*EXERCISE*
Copy each line in which the string "JSON" occurs.

### DATA TO PROCESS

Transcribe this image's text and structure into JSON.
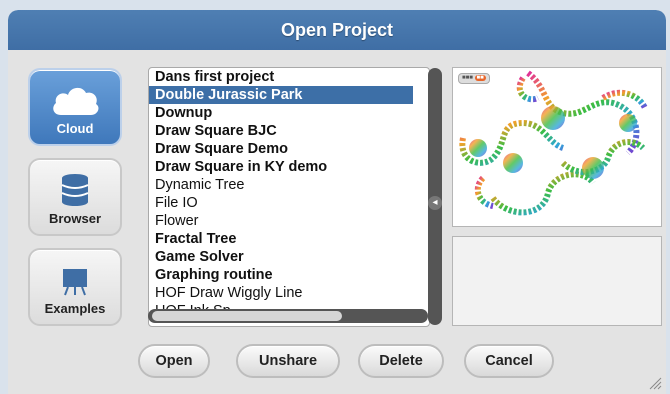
{
  "dialog": {
    "title": "Open Project"
  },
  "sources": [
    {
      "label": "Cloud",
      "icon": "cloud-icon",
      "active": true
    },
    {
      "label": "Browser",
      "icon": "database-icon",
      "active": false
    },
    {
      "label": "Examples",
      "icon": "examples-icon",
      "active": false
    }
  ],
  "projects": [
    {
      "label": "Dans first project",
      "bold": true,
      "selected": false
    },
    {
      "label": "Double Jurassic Park",
      "bold": true,
      "selected": true
    },
    {
      "label": "Downup",
      "bold": true,
      "selected": false
    },
    {
      "label": "Draw Square BJC",
      "bold": true,
      "selected": false
    },
    {
      "label": "Draw Square Demo",
      "bold": true,
      "selected": false
    },
    {
      "label": "Draw Square in KY demo",
      "bold": true,
      "selected": false
    },
    {
      "label": "Dynamic Tree",
      "bold": false,
      "selected": false
    },
    {
      "label": "File IO",
      "bold": false,
      "selected": false
    },
    {
      "label": "Flower",
      "bold": false,
      "selected": false
    },
    {
      "label": "Fractal Tree",
      "bold": true,
      "selected": false
    },
    {
      "label": "Game Solver",
      "bold": true,
      "selected": false
    },
    {
      "label": "Graphing routine",
      "bold": true,
      "selected": false
    },
    {
      "label": "HOF Draw Wiggly Line",
      "bold": false,
      "selected": false
    },
    {
      "label": "HOF Ink Sp...",
      "bold": false,
      "selected": false
    }
  ],
  "buttons": {
    "open": "Open",
    "unshare": "Unshare",
    "delete": "Delete",
    "cancel": "Cancel"
  },
  "colors": {
    "titlebar": "#3f6ea5",
    "selection": "#3d6fa7",
    "active_source": "#4a85c6"
  }
}
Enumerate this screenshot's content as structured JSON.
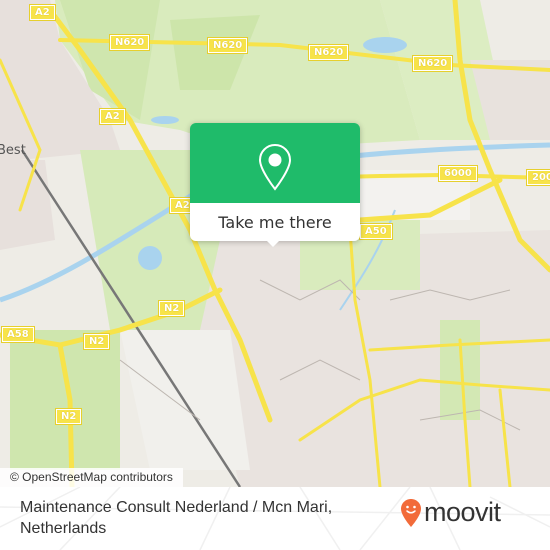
{
  "map": {
    "shields": [
      {
        "id": "a2-top",
        "label": "A2"
      },
      {
        "id": "n620-1",
        "label": "N620"
      },
      {
        "id": "n620-2",
        "label": "N620"
      },
      {
        "id": "n620-3",
        "label": "N620"
      },
      {
        "id": "n620-4",
        "label": "N620"
      },
      {
        "id": "a2-mid",
        "label": "A2"
      },
      {
        "id": "a2-low",
        "label": "A2"
      },
      {
        "id": "r6000",
        "label": "6000"
      },
      {
        "id": "r2000",
        "label": "200"
      },
      {
        "id": "a50",
        "label": "A50"
      },
      {
        "id": "n2-1",
        "label": "N2"
      },
      {
        "id": "n2-2",
        "label": "N2"
      },
      {
        "id": "n2-3",
        "label": "N2"
      },
      {
        "id": "a58",
        "label": "A58"
      }
    ],
    "place_labels": {
      "best": "Best"
    },
    "colors": {
      "land": "#eeece6",
      "green": "#d7ebb8",
      "forest": "#c5e0a0",
      "water": "#a9d3ee",
      "road": "#f7e34a",
      "urban": "#e9e3df"
    }
  },
  "popup": {
    "button_label": "Take me there",
    "icon": "map-pin-icon",
    "accent_color": "#1fbb6a"
  },
  "attribution": "© OpenStreetMap contributors",
  "footer": {
    "place_name": "Maintenance Consult Nederland / Mcn Mari, Netherlands",
    "brand": "moovit",
    "brand_color": "#f26b3a"
  }
}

######

*IN RESPONSE*
Transcribe this image's text and structure into JSON.
Enumerate this screenshot's content as structured JSON.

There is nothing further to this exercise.